*** Items
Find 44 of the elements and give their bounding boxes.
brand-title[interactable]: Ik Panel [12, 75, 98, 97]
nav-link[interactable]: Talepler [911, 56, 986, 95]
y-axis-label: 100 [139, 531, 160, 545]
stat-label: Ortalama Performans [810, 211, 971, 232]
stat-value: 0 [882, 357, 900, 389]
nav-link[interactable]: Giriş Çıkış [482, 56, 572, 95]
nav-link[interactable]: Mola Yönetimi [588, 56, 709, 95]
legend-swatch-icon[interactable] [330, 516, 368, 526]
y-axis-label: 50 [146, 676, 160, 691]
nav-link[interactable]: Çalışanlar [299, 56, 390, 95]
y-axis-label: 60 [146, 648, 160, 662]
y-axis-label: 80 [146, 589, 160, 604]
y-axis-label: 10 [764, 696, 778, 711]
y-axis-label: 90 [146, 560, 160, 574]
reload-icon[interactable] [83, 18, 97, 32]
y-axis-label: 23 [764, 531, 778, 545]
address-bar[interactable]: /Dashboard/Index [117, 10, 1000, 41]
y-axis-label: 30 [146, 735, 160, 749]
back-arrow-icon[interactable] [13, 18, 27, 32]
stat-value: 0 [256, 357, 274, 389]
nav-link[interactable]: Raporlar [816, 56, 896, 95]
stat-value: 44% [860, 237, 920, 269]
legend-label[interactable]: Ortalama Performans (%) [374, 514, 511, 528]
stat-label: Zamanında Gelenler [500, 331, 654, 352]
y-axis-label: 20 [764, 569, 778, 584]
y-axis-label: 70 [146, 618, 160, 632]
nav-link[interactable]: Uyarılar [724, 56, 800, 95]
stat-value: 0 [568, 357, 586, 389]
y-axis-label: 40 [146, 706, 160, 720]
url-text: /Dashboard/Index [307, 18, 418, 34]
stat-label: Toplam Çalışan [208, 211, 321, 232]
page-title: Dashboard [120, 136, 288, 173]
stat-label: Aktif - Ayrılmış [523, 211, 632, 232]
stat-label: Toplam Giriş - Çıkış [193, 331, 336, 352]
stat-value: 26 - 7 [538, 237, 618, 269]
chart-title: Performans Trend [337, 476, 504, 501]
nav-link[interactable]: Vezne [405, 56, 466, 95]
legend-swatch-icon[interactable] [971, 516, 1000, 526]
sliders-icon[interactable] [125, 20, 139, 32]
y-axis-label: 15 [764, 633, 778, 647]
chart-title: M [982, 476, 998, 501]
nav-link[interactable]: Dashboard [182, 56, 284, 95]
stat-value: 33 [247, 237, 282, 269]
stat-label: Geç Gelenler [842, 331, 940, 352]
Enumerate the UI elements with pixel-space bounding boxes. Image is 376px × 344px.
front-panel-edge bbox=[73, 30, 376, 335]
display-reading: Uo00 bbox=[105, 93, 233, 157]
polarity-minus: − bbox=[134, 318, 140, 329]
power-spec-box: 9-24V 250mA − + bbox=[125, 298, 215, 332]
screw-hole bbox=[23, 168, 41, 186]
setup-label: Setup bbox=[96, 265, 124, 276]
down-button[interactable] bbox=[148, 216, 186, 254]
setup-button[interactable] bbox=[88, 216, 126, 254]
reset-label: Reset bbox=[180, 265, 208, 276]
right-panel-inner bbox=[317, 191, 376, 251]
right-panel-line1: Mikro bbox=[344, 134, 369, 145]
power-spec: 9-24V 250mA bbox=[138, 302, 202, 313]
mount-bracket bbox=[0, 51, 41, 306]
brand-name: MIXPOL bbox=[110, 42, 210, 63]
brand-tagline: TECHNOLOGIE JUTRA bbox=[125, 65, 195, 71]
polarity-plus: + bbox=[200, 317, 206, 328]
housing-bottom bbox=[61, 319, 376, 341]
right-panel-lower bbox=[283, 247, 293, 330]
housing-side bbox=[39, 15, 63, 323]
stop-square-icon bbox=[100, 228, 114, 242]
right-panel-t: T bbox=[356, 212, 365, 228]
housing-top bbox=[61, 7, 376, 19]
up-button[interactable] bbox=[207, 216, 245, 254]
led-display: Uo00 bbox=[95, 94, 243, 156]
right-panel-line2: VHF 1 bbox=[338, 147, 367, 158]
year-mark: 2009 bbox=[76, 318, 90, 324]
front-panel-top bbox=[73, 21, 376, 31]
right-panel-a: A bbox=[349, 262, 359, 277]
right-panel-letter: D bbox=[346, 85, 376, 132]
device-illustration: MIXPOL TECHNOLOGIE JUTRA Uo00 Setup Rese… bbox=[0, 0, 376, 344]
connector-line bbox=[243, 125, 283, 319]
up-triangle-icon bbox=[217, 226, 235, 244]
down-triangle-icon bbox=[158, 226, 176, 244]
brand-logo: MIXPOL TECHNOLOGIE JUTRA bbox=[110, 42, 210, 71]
******
• Exercise goal
Repeat every line of the records, swapping each "stat-label" for "metric-label" and leaving everything else untouched.

• Exercise result
Find 44 of the elements and give their bounding boxes.
brand-title[interactable]: Ik Panel [12, 75, 98, 97]
nav-link[interactable]: Talepler [911, 56, 986, 95]
y-axis-label: 100 [139, 531, 160, 545]
metric-label: Ortalama Performans [810, 211, 971, 232]
stat-value: 0 [882, 357, 900, 389]
nav-link[interactable]: Giriş Çıkış [482, 56, 572, 95]
nav-link[interactable]: Mola Yönetimi [588, 56, 709, 95]
legend-swatch-icon[interactable] [330, 516, 368, 526]
y-axis-label: 50 [146, 676, 160, 691]
nav-link[interactable]: Çalışanlar [299, 56, 390, 95]
y-axis-label: 60 [146, 648, 160, 662]
y-axis-label: 80 [146, 589, 160, 604]
y-axis-label: 10 [764, 696, 778, 711]
y-axis-label: 90 [146, 560, 160, 574]
reload-icon[interactable] [83, 18, 97, 32]
y-axis-label: 23 [764, 531, 778, 545]
address-bar[interactable]: /Dashboard/Index [117, 10, 1000, 41]
y-axis-label: 30 [146, 735, 160, 749]
back-arrow-icon[interactable] [13, 18, 27, 32]
stat-value: 0 [256, 357, 274, 389]
nav-link[interactable]: Raporlar [816, 56, 896, 95]
stat-value: 44% [860, 237, 920, 269]
legend-label[interactable]: Ortalama Performans (%) [374, 514, 511, 528]
metric-label: Zamanında Gelenler [500, 331, 654, 352]
y-axis-label: 20 [764, 569, 778, 584]
y-axis-label: 70 [146, 618, 160, 632]
nav-link[interactable]: Uyarılar [724, 56, 800, 95]
stat-value: 0 [568, 357, 586, 389]
y-axis-label: 40 [146, 706, 160, 720]
url-text: /Dashboard/Index [307, 18, 418, 34]
metric-label: Toplam Çalışan [208, 211, 321, 232]
page-title: Dashboard [120, 136, 288, 173]
metric-label: Aktif - Ayrılmış [523, 211, 632, 232]
metric-label: Toplam Giriş - Çıkış [193, 331, 336, 352]
stat-value: 26 - 7 [538, 237, 618, 269]
chart-title: Performans Trend [337, 476, 504, 501]
nav-link[interactable]: Vezne [405, 56, 466, 95]
legend-swatch-icon[interactable] [971, 516, 1000, 526]
sliders-icon[interactable] [125, 20, 139, 32]
y-axis-label: 15 [764, 633, 778, 647]
chart-title: M [982, 476, 998, 501]
nav-link[interactable]: Dashboard [182, 56, 284, 95]
stat-value: 33 [247, 237, 282, 269]
metric-label: Geç Gelenler [842, 331, 940, 352]
Enumerate the UI elements with pixel-space bounding boxes. Image is 376px × 344px.
front-panel-edge bbox=[73, 30, 376, 335]
display-reading: Uo00 bbox=[105, 93, 233, 157]
polarity-minus: − bbox=[134, 318, 140, 329]
power-spec-box: 9-24V 250mA − + bbox=[125, 298, 215, 332]
screw-hole bbox=[23, 168, 41, 186]
setup-label: Setup bbox=[96, 265, 124, 276]
down-button[interactable] bbox=[148, 216, 186, 254]
setup-button[interactable] bbox=[88, 216, 126, 254]
reset-label: Reset bbox=[180, 265, 208, 276]
right-panel-inner bbox=[317, 191, 376, 251]
right-panel-line1: Mikro bbox=[344, 134, 369, 145]
power-spec: 9-24V 250mA bbox=[138, 302, 202, 313]
mount-bracket bbox=[0, 51, 41, 306]
brand-name: MIXPOL bbox=[110, 42, 210, 63]
brand-tagline: TECHNOLOGIE JUTRA bbox=[125, 65, 195, 71]
polarity-plus: + bbox=[200, 317, 206, 328]
housing-bottom bbox=[61, 319, 376, 341]
right-panel-lower bbox=[283, 247, 293, 330]
housing-side bbox=[39, 15, 63, 323]
stop-square-icon bbox=[100, 228, 114, 242]
right-panel-t: T bbox=[356, 212, 365, 228]
housing-top bbox=[61, 7, 376, 19]
up-button[interactable] bbox=[207, 216, 245, 254]
led-display: Uo00 bbox=[95, 94, 243, 156]
right-panel-line2: VHF 1 bbox=[338, 147, 367, 158]
year-mark: 2009 bbox=[76, 318, 90, 324]
front-panel-top bbox=[73, 21, 376, 31]
right-panel-a: A bbox=[349, 262, 359, 277]
right-panel-letter: D bbox=[346, 85, 376, 132]
device-illustration: MIXPOL TECHNOLOGIE JUTRA Uo00 Setup Rese… bbox=[0, 0, 376, 344]
connector-line bbox=[243, 125, 283, 319]
up-triangle-icon bbox=[217, 226, 235, 244]
down-triangle-icon bbox=[158, 226, 176, 244]
brand-logo: MIXPOL TECHNOLOGIE JUTRA bbox=[110, 42, 210, 71]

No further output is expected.